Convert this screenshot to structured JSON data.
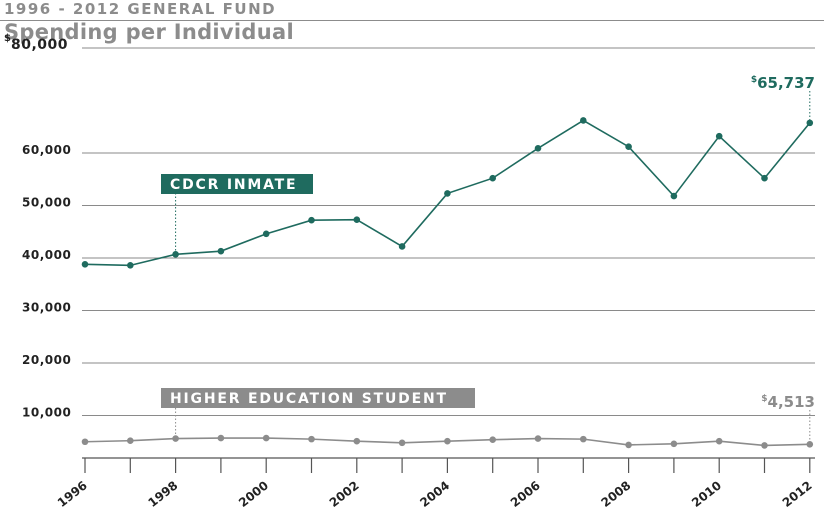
{
  "header": {
    "kicker": "1996 - 2012 GENERAL FUND",
    "title": "Spending per Individual"
  },
  "chart_data": {
    "type": "line",
    "x": [
      1996,
      1997,
      1998,
      1999,
      2000,
      2001,
      2002,
      2003,
      2004,
      2005,
      2006,
      2007,
      2008,
      2009,
      2010,
      2011,
      2012
    ],
    "x_tick_labels": [
      "1996",
      "1998",
      "2000",
      "2002",
      "2004",
      "2006",
      "2008",
      "2010",
      "2012"
    ],
    "y_tick_labels": [
      "10,000",
      "20,000",
      "30,000",
      "40,000",
      "50,000",
      "60,000",
      "80,000"
    ],
    "y_top_currency": "$",
    "ylim": [
      0,
      80000
    ],
    "grid": true,
    "series": [
      {
        "name": "CDCR INMATE",
        "color": "#1f6b5f",
        "values": [
          38800,
          38600,
          40700,
          41300,
          44600,
          47200,
          47300,
          42200,
          52300,
          55200,
          60900,
          66200,
          61200,
          51800,
          63200,
          55200,
          65737
        ],
        "end_label": {
          "currency": "$",
          "value": "65,737"
        }
      },
      {
        "name": "HIGHER EDUCATION STUDENT",
        "color": "#8c8c8c",
        "values": [
          5000,
          5200,
          5600,
          5700,
          5700,
          5500,
          5100,
          4800,
          5100,
          5400,
          5600,
          5500,
          4400,
          4600,
          5100,
          4300,
          4513
        ],
        "end_label": {
          "currency": "$",
          "value": "4,513"
        }
      }
    ]
  }
}
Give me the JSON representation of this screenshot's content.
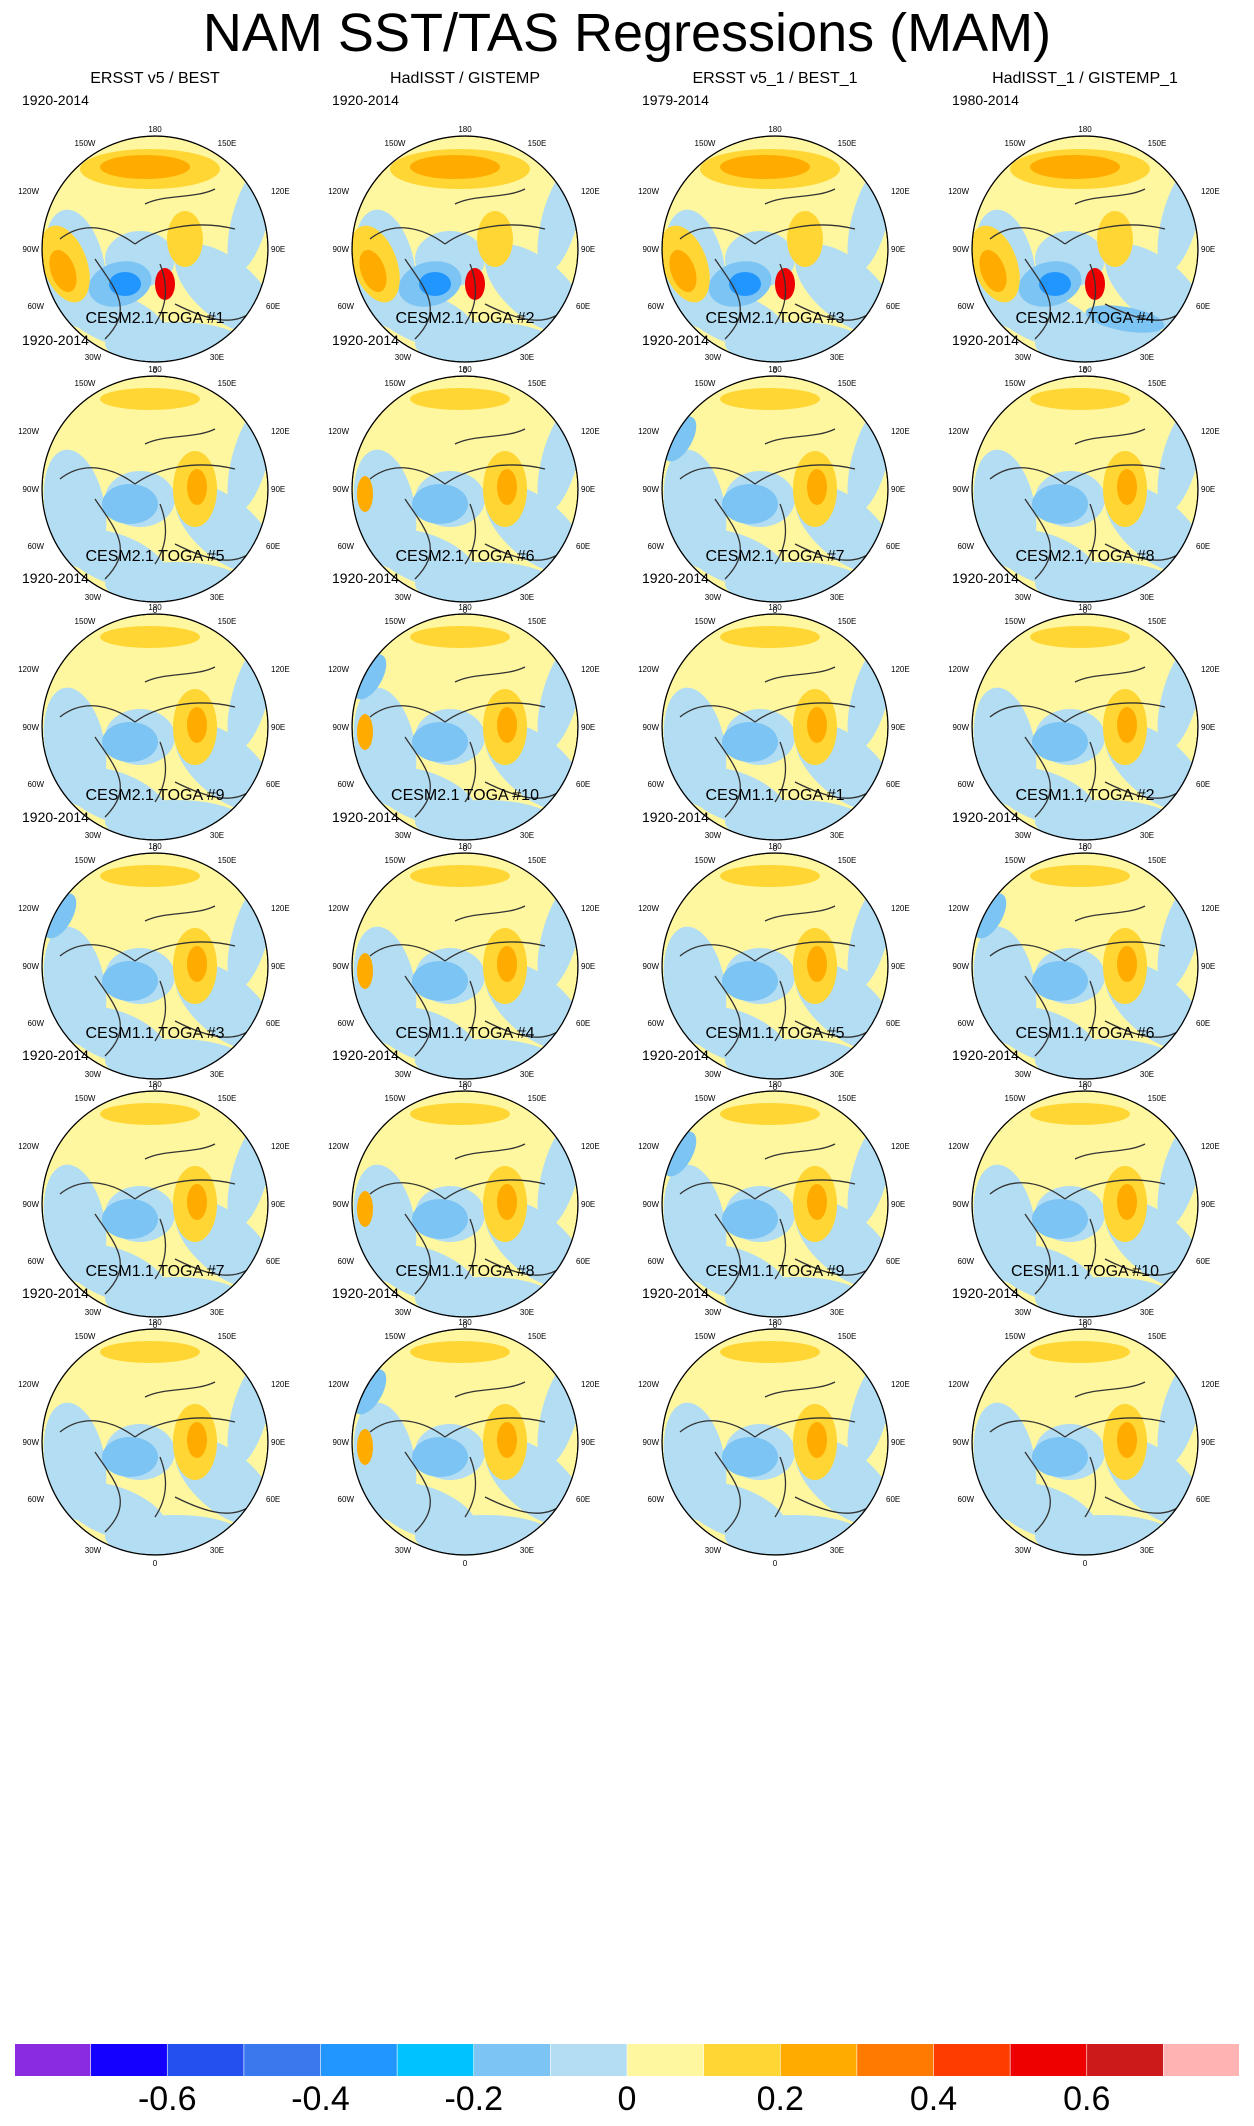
{
  "title": "NAM SST/TAS Regressions (MAM)",
  "lon_labels": {
    "top": "180",
    "upper_left": "150W",
    "upper_right": "150E",
    "mid_upper_left": "120W",
    "mid_upper_right": "120E",
    "left": "90W",
    "right": "90E",
    "lower_left": "60W",
    "lower_right": "60E",
    "bottom_left": "30W",
    "bottom_right": "30E",
    "bottom": "0"
  },
  "panels": [
    {
      "title": "ERSST v5 / BEST",
      "years": "1920-2014",
      "pattern": "obs"
    },
    {
      "title": "HadISST / GISTEMP",
      "years": "1920-2014",
      "pattern": "obs"
    },
    {
      "title": "ERSST v5_1 / BEST_1",
      "years": "1979-2014",
      "pattern": "obs"
    },
    {
      "title": "HadISST_1 / GISTEMP_1",
      "years": "1980-2014",
      "pattern": "obs2"
    },
    {
      "title": "CESM2.1 TOGA #1",
      "years": "1920-2014",
      "pattern": "model"
    },
    {
      "title": "CESM2.1 TOGA #2",
      "years": "1920-2014",
      "pattern": "model"
    },
    {
      "title": "CESM2.1 TOGA #3",
      "years": "1920-2014",
      "pattern": "model"
    },
    {
      "title": "CESM2.1 TOGA #4",
      "years": "1920-2014",
      "pattern": "model"
    },
    {
      "title": "CESM2.1 TOGA #5",
      "years": "1920-2014",
      "pattern": "model"
    },
    {
      "title": "CESM2.1 TOGA #6",
      "years": "1920-2014",
      "pattern": "model"
    },
    {
      "title": "CESM2.1 TOGA #7",
      "years": "1920-2014",
      "pattern": "model"
    },
    {
      "title": "CESM2.1 TOGA #8",
      "years": "1920-2014",
      "pattern": "model"
    },
    {
      "title": "CESM2.1 TOGA #9",
      "years": "1920-2014",
      "pattern": "model"
    },
    {
      "title": "CESM2.1 TOGA #10",
      "years": "1920-2014",
      "pattern": "model"
    },
    {
      "title": "CESM1.1 TOGA #1",
      "years": "1920-2014",
      "pattern": "model"
    },
    {
      "title": "CESM1.1 TOGA #2",
      "years": "1920-2014",
      "pattern": "model"
    },
    {
      "title": "CESM1.1 TOGA #3",
      "years": "1920-2014",
      "pattern": "model"
    },
    {
      "title": "CESM1.1 TOGA #4",
      "years": "1920-2014",
      "pattern": "model"
    },
    {
      "title": "CESM1.1 TOGA #5",
      "years": "1920-2014",
      "pattern": "model"
    },
    {
      "title": "CESM1.1 TOGA #6",
      "years": "1920-2014",
      "pattern": "model"
    },
    {
      "title": "CESM1.1 TOGA #7",
      "years": "1920-2014",
      "pattern": "model"
    },
    {
      "title": "CESM1.1 TOGA #8",
      "years": "1920-2014",
      "pattern": "model"
    },
    {
      "title": "CESM1.1 TOGA #9",
      "years": "1920-2014",
      "pattern": "model"
    },
    {
      "title": "CESM1.1 TOGA #10",
      "years": "1920-2014",
      "pattern": "model"
    }
  ],
  "colorbar": {
    "colors": [
      "#8a2be2",
      "#1400ff",
      "#2550f0",
      "#3a78ee",
      "#2296ff",
      "#00c2ff",
      "#7cc4f4",
      "#b3ddf2",
      "#fff7a0",
      "#ffd633",
      "#ffab00",
      "#ff7a00",
      "#ff3c00",
      "#ee0000",
      "#cc1a1a",
      "#ffb3b3"
    ],
    "labels": [
      "-0.6",
      "-0.4",
      "-0.2",
      "0",
      "0.2",
      "0.4",
      "0.6"
    ],
    "label_boundary_index": [
      2,
      4,
      6,
      8,
      10,
      12,
      14
    ]
  },
  "map_colors": {
    "background": "#fff7a0",
    "light_blue": "#b3ddf2",
    "mid_blue": "#7cc4f4",
    "deep_blue": "#2296ff",
    "yellow_orange": "#ffd633",
    "orange": "#ffab00",
    "red": "#ee0000",
    "coast": "#333333"
  }
}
###
Aim of the exercise:
Tally the lines holding the string "screenshot" and give only the count.

Full solution:
2